#### DATASET CONTENT

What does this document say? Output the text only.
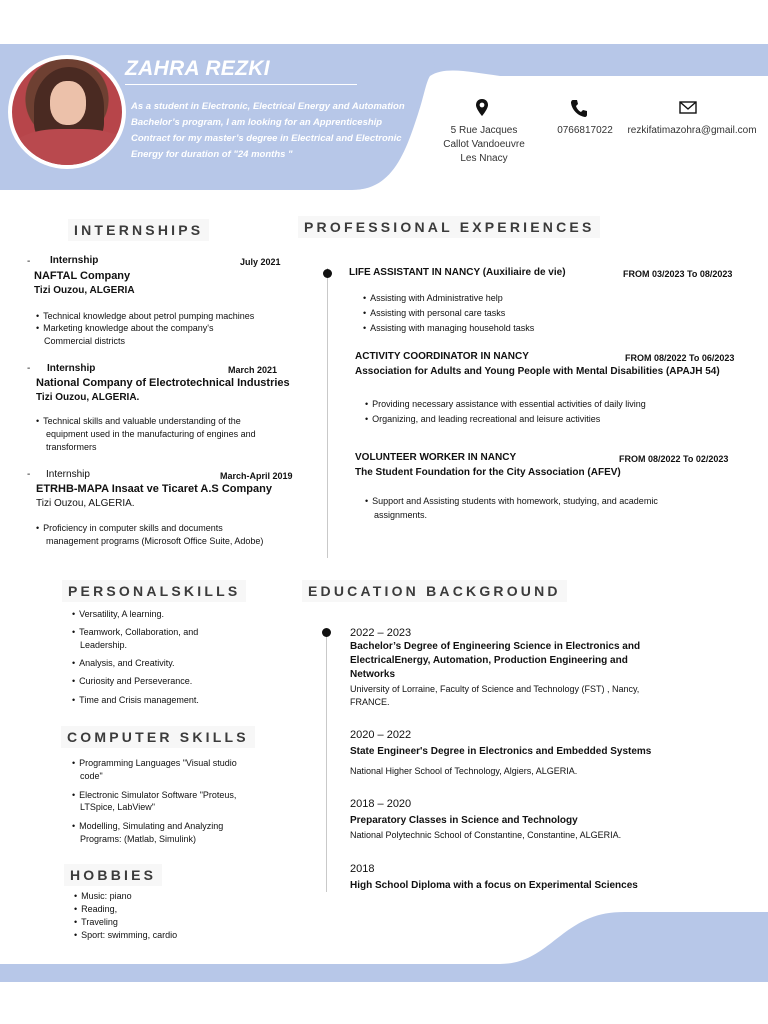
ZAHRA REZKI
As a student in Electronic, Electrical Energy and Automation Bachelor’s program, I am looking for an Apprenticeship Contract for my master’s degree in Electrical and Electronic Energy for duration of "24 months "
5 Rue Jacques
Callot Vandoeuvre
Les Nnacy
0766817022	rezkifatimazohra@gmail.com
INTERNSHIPS
- Internship	July 2021
NAFTAL Company
Tizi Ouzou, ALGERIA
• Technical knowledge about petrol pumping machines
• Marketing knowledge about the company's
Commercial districts
- Internship	March 2021
National Company of Electrotechnical Industries
Tizi Ouzou, ALGERIA.
• Technical skills and valuable understanding of the
equipment used in the manufacturing of engines and
transformers
- Internship	March-April 2019
ETRHB-MAPA Insaat ve Ticaret A.S Company
Tizi Ouzou, ALGERIA.
• Proficiency in computer skills and documents
management programs (Microsoft Office Suite, Adobe)
PROFESSIONAL EXPERIENCES
LIFE ASSISTANT IN NANCY (Auxiliaire de vie)	FROM 03/2023 To 08/2023
• Assisting with Administrative help
• Assisting with personal care tasks
• Assisting with managing household tasks
ACTIVITY COORDINATOR IN NANCY	FROM 08/2022 To 06/2023
Association for Adults and Young People with Mental Disabilities (APAJH 54)
• Providing necessary assistance with essential activities of daily living
• Organizing, and leading recreational and leisure activities
VOLUNTEER WORKER IN NANCY	FROM 08/2022 To 02/2023
The Student Foundation for the City Association (AFEV)
• Support and Assisting students with homework, studying, and academic
assignments.
PERSONALSKILLS
• Versatility, A learning.
• Teamwork, Collaboration, and
Leadership.
• Analysis, and Creativity.
• Curiosity and Perseverance.
• Time and Crisis management.
COMPUTER SKILLS
• Programming Languages "Visual studio
code"
• Electronic Simulator Software "Proteus,
LTSpice, LabView"
• Modelling, Simulating and Analyzing
Programs: (Matlab, Simulink)
HOBBIES
• Music: piano
• Reading,
• Traveling
• Sport: swimming, cardio
EDUCATION BACKGROUND
2022 – 2023
Bachelor’s Degree of Engineering Science in Electronics and
ElectricalEnergy, Automation, Production Engineering and
Networks
University of Lorraine, Faculty of Science and Technology (FST) , Nancy,
FRANCE.
2020 – 2022
State Engineer's Degree in Electronics and Embedded Systems
National Higher School of Technology, Algiers, ALGERIA.
2018 – 2020
Preparatory Classes in Science and Technology
National Polytechnic School of Constantine, Constantine, ALGERIA.
2018
High School Diploma with a focus on Experimental Sciences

#### WHAT YOU ARE ASKED TO DO
Restate the entire listing word for word, excluding pictures.

#### ANSWER TO THE TASK
What does this document say? Output the text only.
ZAHRA REZKI
As a student in Electronic, Electrical Energy and Automation Bachelor’s program, I am looking for an Apprenticeship Contract for my master’s degree in Electrical and Electronic Energy for duration of "24 months "
5 Rue Jacques
Callot Vandoeuvre
Les Nnacy
0766817022	rezkifatimazohra@gmail.com
INTERNSHIPS
- Internship	July 2021
NAFTAL Company
Tizi Ouzou, ALGERIA
• Technical knowledge about petrol pumping machines
• Marketing knowledge about the company's
Commercial districts
- Internship	March 2021
National Company of Electrotechnical Industries
Tizi Ouzou, ALGERIA.
• Technical skills and valuable understanding of the
equipment used in the manufacturing of engines and
transformers
- Internship	March-April 2019
ETRHB-MAPA Insaat ve Ticaret A.S Company
Tizi Ouzou, ALGERIA.
• Proficiency in computer skills and documents
management programs (Microsoft Office Suite, Adobe)
PROFESSIONAL EXPERIENCES
LIFE ASSISTANT IN NANCY (Auxiliaire de vie)	FROM 03/2023 To 08/2023
• Assisting with Administrative help
• Assisting with personal care tasks
• Assisting with managing household tasks
ACTIVITY COORDINATOR IN NANCY	FROM 08/2022 To 06/2023
Association for Adults and Young People with Mental Disabilities (APAJH 54)
• Providing necessary assistance with essential activities of daily living
• Organizing, and leading recreational and leisure activities
VOLUNTEER WORKER IN NANCY	FROM 08/2022 To 02/2023
The Student Foundation for the City Association (AFEV)
• Support and Assisting students with homework, studying, and academic
assignments.
PERSONALSKILLS
• Versatility, A learning.
• Teamwork, Collaboration, and
Leadership.
• Analysis, and Creativity.
• Curiosity and Perseverance.
• Time and Crisis management.
COMPUTER SKILLS
• Programming Languages "Visual studio
code"
• Electronic Simulator Software "Proteus,
LTSpice, LabView"
• Modelling, Simulating and Analyzing
Programs: (Matlab, Simulink)
HOBBIES
• Music: piano
• Reading,
• Traveling
• Sport: swimming, cardio
EDUCATION BACKGROUND
2022 – 2023
Bachelor’s Degree of Engineering Science in Electronics and
ElectricalEnergy, Automation, Production Engineering and
Networks
University of Lorraine, Faculty of Science and Technology (FST) , Nancy,
FRANCE.
2020 – 2022
State Engineer's Degree in Electronics and Embedded Systems
National Higher School of Technology, Algiers, ALGERIA.
2018 – 2020
Preparatory Classes in Science and Technology
National Polytechnic School of Constantine, Constantine, ALGERIA.
2018
High School Diploma with a focus on Experimental Sciences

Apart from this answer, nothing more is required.